[Records from a collection of figures]
☆ ☆ ☆ ☆
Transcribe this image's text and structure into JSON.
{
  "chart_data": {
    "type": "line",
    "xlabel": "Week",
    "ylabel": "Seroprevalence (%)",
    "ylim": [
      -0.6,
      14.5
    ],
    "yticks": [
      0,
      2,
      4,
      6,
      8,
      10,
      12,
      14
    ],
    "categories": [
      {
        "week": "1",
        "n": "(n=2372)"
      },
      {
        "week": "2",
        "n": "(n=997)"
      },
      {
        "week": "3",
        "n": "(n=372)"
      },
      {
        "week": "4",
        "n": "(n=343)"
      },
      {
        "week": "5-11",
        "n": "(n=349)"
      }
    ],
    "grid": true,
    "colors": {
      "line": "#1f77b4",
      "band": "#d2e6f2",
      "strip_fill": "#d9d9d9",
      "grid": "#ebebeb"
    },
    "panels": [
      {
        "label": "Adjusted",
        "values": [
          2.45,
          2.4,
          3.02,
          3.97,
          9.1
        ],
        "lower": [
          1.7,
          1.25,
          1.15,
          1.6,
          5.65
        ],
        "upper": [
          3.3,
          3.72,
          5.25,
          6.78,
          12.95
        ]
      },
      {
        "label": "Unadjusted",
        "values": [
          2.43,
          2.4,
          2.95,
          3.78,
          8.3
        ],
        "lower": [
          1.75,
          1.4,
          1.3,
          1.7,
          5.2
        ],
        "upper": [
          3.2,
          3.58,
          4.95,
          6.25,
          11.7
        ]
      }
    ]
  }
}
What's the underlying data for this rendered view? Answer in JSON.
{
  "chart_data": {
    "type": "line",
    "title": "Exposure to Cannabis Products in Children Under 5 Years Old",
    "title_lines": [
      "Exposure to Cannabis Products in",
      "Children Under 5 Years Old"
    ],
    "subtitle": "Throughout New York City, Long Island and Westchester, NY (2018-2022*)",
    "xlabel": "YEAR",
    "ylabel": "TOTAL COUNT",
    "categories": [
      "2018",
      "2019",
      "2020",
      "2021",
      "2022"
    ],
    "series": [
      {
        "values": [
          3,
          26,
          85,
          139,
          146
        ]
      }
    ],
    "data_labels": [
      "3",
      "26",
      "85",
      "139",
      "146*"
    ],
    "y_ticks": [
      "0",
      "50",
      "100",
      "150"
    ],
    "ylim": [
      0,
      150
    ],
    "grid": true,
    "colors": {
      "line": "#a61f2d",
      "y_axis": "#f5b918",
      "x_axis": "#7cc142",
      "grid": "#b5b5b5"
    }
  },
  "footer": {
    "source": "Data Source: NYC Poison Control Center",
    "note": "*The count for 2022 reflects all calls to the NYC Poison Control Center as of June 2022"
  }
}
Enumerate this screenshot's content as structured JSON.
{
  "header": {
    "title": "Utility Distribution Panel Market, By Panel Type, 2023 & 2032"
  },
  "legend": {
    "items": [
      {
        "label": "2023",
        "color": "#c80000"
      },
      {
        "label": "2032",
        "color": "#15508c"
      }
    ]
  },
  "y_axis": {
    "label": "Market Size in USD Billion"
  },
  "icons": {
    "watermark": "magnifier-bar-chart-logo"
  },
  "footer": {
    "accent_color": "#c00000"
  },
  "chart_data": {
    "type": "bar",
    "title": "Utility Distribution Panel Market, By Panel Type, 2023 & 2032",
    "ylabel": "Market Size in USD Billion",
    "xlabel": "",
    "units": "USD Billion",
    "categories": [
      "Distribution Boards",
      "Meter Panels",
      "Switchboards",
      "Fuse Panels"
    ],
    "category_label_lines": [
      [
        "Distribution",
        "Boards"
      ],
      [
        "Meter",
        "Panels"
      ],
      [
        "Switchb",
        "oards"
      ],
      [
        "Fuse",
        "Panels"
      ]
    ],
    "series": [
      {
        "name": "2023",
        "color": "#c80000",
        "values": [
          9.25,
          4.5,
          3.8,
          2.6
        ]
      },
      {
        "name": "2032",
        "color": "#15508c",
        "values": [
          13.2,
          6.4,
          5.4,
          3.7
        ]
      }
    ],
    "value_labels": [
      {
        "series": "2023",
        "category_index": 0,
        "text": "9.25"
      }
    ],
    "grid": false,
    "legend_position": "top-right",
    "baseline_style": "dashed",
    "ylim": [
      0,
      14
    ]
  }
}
☆ ☆ ☆ ☆
TASK TO COMPLETE:
Return all of the data word for word.

THE ANSWER:
Transcribe this image's text and structure into JSON.
{
  "chart_data": {
    "type": "line",
    "xlabel": "Week",
    "ylabel": "Seroprevalence (%)",
    "ylim": [
      -0.6,
      14.5
    ],
    "yticks": [
      0,
      2,
      4,
      6,
      8,
      10,
      12,
      14
    ],
    "categories": [
      {
        "week": "1",
        "n": "(n=2372)"
      },
      {
        "week": "2",
        "n": "(n=997)"
      },
      {
        "week": "3",
        "n": "(n=372)"
      },
      {
        "week": "4",
        "n": "(n=343)"
      },
      {
        "week": "5-11",
        "n": "(n=349)"
      }
    ],
    "grid": true,
    "colors": {
      "line": "#1f77b4",
      "band": "#d2e6f2",
      "strip_fill": "#d9d9d9",
      "grid": "#ebebeb"
    },
    "panels": [
      {
        "label": "Adjusted",
        "values": [
          2.45,
          2.4,
          3.02,
          3.97,
          9.1
        ],
        "lower": [
          1.7,
          1.25,
          1.15,
          1.6,
          5.65
        ],
        "upper": [
          3.3,
          3.72,
          5.25,
          6.78,
          12.95
        ]
      },
      {
        "label": "Unadjusted",
        "values": [
          2.43,
          2.4,
          2.95,
          3.78,
          8.3
        ],
        "lower": [
          1.75,
          1.4,
          1.3,
          1.7,
          5.2
        ],
        "upper": [
          3.2,
          3.58,
          4.95,
          6.25,
          11.7
        ]
      }
    ]
  }
}
What's the underlying data for this rendered view? Answer in JSON.
{
  "chart_data": {
    "type": "line",
    "title": "Exposure to Cannabis Products in Children Under 5 Years Old",
    "title_lines": [
      "Exposure to Cannabis Products in",
      "Children Under 5 Years Old"
    ],
    "subtitle": "Throughout New York City, Long Island and Westchester, NY (2018-2022*)",
    "xlabel": "YEAR",
    "ylabel": "TOTAL COUNT",
    "categories": [
      "2018",
      "2019",
      "2020",
      "2021",
      "2022"
    ],
    "series": [
      {
        "values": [
          3,
          26,
          85,
          139,
          146
        ]
      }
    ],
    "data_labels": [
      "3",
      "26",
      "85",
      "139",
      "146*"
    ],
    "y_ticks": [
      "0",
      "50",
      "100",
      "150"
    ],
    "ylim": [
      0,
      150
    ],
    "grid": true,
    "colors": {
      "line": "#a61f2d",
      "y_axis": "#f5b918",
      "x_axis": "#7cc142",
      "grid": "#b5b5b5"
    }
  },
  "footer": {
    "source": "Data Source: NYC Poison Control Center",
    "note": "*The count for 2022 reflects all calls to the NYC Poison Control Center as of June 2022"
  }
}
Enumerate this screenshot's content as structured JSON.
{
  "header": {
    "title": "Utility Distribution Panel Market, By Panel Type, 2023 & 2032"
  },
  "legend": {
    "items": [
      {
        "label": "2023",
        "color": "#c80000"
      },
      {
        "label": "2032",
        "color": "#15508c"
      }
    ]
  },
  "y_axis": {
    "label": "Market Size in USD Billion"
  },
  "icons": {
    "watermark": "magnifier-bar-chart-logo"
  },
  "footer": {
    "accent_color": "#c00000"
  },
  "chart_data": {
    "type": "bar",
    "title": "Utility Distribution Panel Market, By Panel Type, 2023 & 2032",
    "ylabel": "Market Size in USD Billion",
    "xlabel": "",
    "units": "USD Billion",
    "categories": [
      "Distribution Boards",
      "Meter Panels",
      "Switchboards",
      "Fuse Panels"
    ],
    "category_label_lines": [
      [
        "Distribution",
        "Boards"
      ],
      [
        "Meter",
        "Panels"
      ],
      [
        "Switchb",
        "oards"
      ],
      [
        "Fuse",
        "Panels"
      ]
    ],
    "series": [
      {
        "name": "2023",
        "color": "#c80000",
        "values": [
          9.25,
          4.5,
          3.8,
          2.6
        ]
      },
      {
        "name": "2032",
        "color": "#15508c",
        "values": [
          13.2,
          6.4,
          5.4,
          3.7
        ]
      }
    ],
    "value_labels": [
      {
        "series": "2023",
        "category_index": 0,
        "text": "9.25"
      }
    ],
    "grid": false,
    "legend_position": "top-right",
    "baseline_style": "dashed",
    "ylim": [
      0,
      14
    ]
  }
}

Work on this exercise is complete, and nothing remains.